**RECORDS SHOWN**.
····················

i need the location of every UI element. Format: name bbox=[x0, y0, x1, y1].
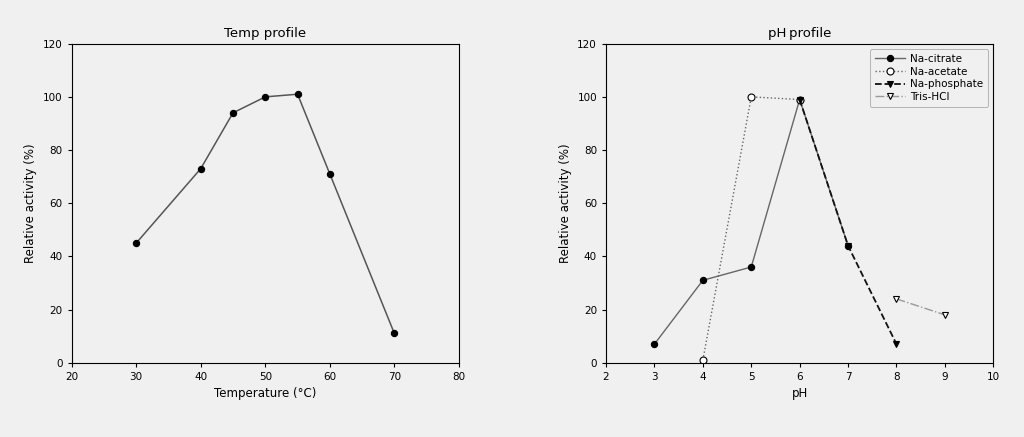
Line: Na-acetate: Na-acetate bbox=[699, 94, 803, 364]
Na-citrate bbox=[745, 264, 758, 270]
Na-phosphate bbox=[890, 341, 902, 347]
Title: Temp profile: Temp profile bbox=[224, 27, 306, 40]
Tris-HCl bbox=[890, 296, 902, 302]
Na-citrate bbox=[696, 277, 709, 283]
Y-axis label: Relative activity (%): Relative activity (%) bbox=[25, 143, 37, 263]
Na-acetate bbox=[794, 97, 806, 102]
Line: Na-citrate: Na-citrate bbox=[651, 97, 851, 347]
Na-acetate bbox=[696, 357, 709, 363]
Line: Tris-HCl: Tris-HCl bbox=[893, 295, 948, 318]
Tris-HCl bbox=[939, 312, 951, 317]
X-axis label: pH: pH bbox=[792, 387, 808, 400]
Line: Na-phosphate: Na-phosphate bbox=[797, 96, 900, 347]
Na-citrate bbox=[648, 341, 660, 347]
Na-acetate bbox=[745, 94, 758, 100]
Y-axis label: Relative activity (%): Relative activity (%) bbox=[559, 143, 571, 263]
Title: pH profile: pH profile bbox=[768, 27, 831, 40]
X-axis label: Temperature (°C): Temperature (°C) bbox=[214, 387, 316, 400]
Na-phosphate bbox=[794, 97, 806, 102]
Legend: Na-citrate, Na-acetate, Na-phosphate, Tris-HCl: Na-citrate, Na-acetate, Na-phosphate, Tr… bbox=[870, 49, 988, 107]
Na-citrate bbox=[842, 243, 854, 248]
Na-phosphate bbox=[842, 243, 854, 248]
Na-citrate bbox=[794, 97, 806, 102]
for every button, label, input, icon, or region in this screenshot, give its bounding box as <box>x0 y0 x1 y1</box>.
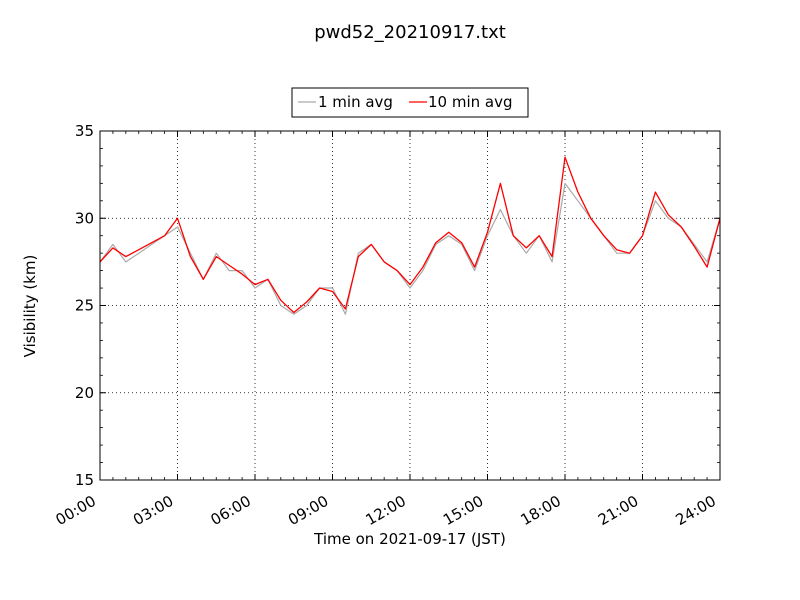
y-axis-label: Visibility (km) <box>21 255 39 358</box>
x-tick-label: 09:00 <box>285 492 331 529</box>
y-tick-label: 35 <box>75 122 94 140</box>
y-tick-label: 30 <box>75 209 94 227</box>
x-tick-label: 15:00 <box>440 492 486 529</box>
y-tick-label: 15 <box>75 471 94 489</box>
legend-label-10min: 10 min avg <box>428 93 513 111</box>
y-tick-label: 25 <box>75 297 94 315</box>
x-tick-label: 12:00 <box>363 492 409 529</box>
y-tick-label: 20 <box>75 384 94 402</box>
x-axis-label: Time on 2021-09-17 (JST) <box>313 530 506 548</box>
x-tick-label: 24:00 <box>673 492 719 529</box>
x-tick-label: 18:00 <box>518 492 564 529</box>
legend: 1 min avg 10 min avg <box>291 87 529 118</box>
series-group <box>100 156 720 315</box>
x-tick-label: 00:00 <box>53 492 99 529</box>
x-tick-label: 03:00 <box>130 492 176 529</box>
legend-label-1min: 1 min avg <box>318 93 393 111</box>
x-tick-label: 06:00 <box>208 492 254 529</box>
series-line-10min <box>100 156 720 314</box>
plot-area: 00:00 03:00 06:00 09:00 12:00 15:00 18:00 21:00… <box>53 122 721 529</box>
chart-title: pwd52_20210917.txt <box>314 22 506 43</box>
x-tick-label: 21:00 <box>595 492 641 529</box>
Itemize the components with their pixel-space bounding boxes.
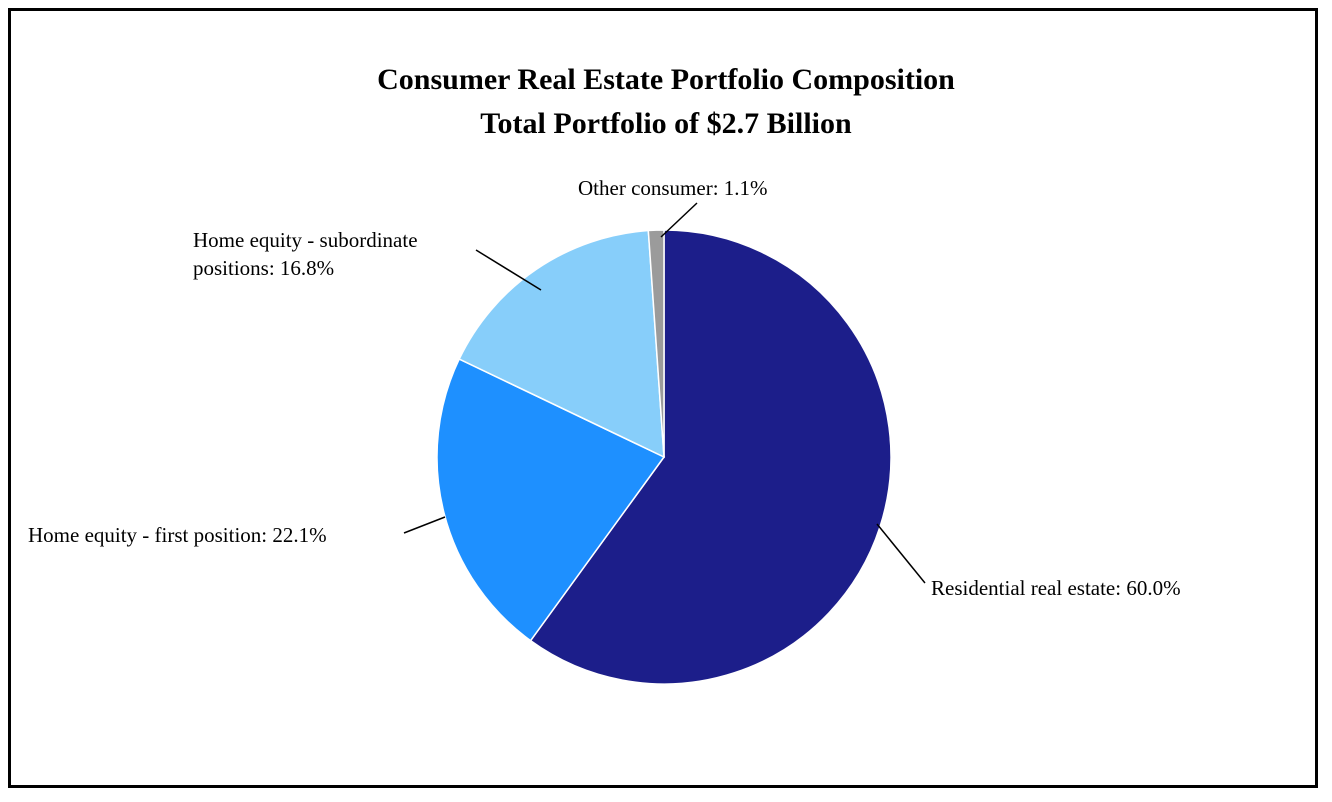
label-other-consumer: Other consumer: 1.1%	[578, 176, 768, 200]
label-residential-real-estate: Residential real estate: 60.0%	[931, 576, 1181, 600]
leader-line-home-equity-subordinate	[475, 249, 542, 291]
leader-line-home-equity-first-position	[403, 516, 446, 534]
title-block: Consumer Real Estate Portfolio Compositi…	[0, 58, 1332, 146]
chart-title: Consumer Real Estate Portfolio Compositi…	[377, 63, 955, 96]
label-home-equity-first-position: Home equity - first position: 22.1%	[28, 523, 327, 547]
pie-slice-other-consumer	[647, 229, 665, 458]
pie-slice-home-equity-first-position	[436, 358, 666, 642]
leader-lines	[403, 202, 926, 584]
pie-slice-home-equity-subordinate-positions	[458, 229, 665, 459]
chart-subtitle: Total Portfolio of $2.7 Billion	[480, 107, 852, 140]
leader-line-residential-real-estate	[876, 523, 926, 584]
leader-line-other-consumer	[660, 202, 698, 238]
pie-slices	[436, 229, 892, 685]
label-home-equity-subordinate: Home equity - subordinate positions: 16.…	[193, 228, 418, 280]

····················

Rewrite all the records above with every "Na-citrate" changed to "sodium citrate" and everything else left as it is. Leave out the pictures.

**THE RESULT**.
i need the location of every UI element. Format: name bbox=[x0, y0, x1, y1].
Line: Na-acetate: Na-acetate bbox=[699, 94, 803, 364]
sodium citrate bbox=[745, 264, 758, 270]
Na-phosphate bbox=[890, 341, 902, 347]
Title: Temp profile: Temp profile bbox=[224, 27, 306, 40]
Tris-HCl bbox=[890, 296, 902, 302]
sodium citrate bbox=[696, 277, 709, 283]
Y-axis label: Relative activity (%): Relative activity (%) bbox=[25, 143, 37, 263]
Na-acetate bbox=[794, 97, 806, 102]
Line: sodium citrate: sodium citrate bbox=[651, 97, 851, 347]
Na-acetate bbox=[696, 357, 709, 363]
Line: Tris-HCl: Tris-HCl bbox=[893, 295, 948, 318]
Tris-HCl bbox=[939, 312, 951, 317]
X-axis label: pH: pH bbox=[792, 387, 808, 400]
Line: Na-phosphate: Na-phosphate bbox=[797, 96, 900, 347]
sodium citrate bbox=[648, 341, 660, 347]
Na-acetate bbox=[745, 94, 758, 100]
Y-axis label: Relative activity (%): Relative activity (%) bbox=[559, 143, 571, 263]
Title: pH profile: pH profile bbox=[768, 27, 831, 40]
X-axis label: Temperature (°C): Temperature (°C) bbox=[214, 387, 316, 400]
Na-phosphate bbox=[794, 97, 806, 102]
Legend: sodium citrate, Na-acetate, Na-phosphate, Tris-HCl: sodium citrate, Na-acetate, Na-phosphate, Tr… bbox=[870, 49, 988, 107]
sodium citrate bbox=[842, 243, 854, 248]
Na-phosphate bbox=[842, 243, 854, 248]
sodium citrate bbox=[794, 97, 806, 102]
for every button, label, input, icon, or region in this screenshot, give its bounding box as <box>x0 y0 x1 y1</box>.
y-axis-label: Visibility (km) <box>21 255 39 358</box>
x-tick-label: 09:00 <box>285 492 331 529</box>
y-tick-label: 35 <box>75 122 94 140</box>
y-tick-label: 30 <box>75 209 94 227</box>
x-tick-label: 15:00 <box>440 492 486 529</box>
y-tick-label: 15 <box>75 471 94 489</box>
legend-label-10min: 10 min avg <box>428 93 513 111</box>
y-tick-label: 25 <box>75 297 94 315</box>
x-tick-label: 12:00 <box>363 492 409 529</box>
y-tick-label: 20 <box>75 384 94 402</box>
x-axis-label: Time on 2021-09-17 (JST) <box>313 530 506 548</box>
x-tick-label: 24:00 <box>673 492 719 529</box>
x-tick-label: 18:00 <box>518 492 564 529</box>
legend: 1 min avg 10 min avg <box>291 87 529 118</box>
series-group <box>100 156 720 315</box>
x-tick-label: 00:00 <box>53 492 99 529</box>
x-tick-label: 03:00 <box>130 492 176 529</box>
legend-label-1min: 1 min avg <box>318 93 393 111</box>
x-tick-label: 06:00 <box>208 492 254 529</box>
series-line-10min <box>100 156 720 314</box>
plot-area: 00:00 03:00 06:00 09:00 12:00 15:00 18:00 21:00… <box>53 122 721 529</box>
chart-title: pwd52_20210917.txt <box>314 22 506 43</box>
x-tick-label: 21:00 <box>595 492 641 529</box>
Itemize the components with their pixel-space bounding boxes.
label-other-consumer: Other consumer: 1.1%	[578, 176, 768, 200]
label-residential-real-estate: Residential real estate: 60.0%	[931, 576, 1181, 600]
leader-line-home-equity-subordinate	[475, 249, 542, 291]
leader-line-home-equity-first-position	[403, 516, 446, 534]
title-block: Consumer Real Estate Portfolio Compositi…	[0, 58, 1332, 146]
chart-title: Consumer Real Estate Portfolio Compositi…	[377, 63, 955, 96]
label-home-equity-first-position: Home equity - first position: 22.1%	[28, 523, 327, 547]
pie-slice-other-consumer	[647, 229, 665, 458]
pie-slice-home-equity-first-position	[436, 358, 666, 642]
leader-lines	[403, 202, 926, 584]
pie-slice-home-equity-subordinate-positions	[458, 229, 665, 459]
chart-subtitle: Total Portfolio of $2.7 Billion	[480, 107, 852, 140]
leader-line-residential-real-estate	[876, 523, 926, 584]
leader-line-other-consumer	[660, 202, 698, 238]
pie-slices	[436, 229, 892, 685]
label-home-equity-subordinate: Home equity - subordinate positions: 16.…	[193, 228, 418, 280]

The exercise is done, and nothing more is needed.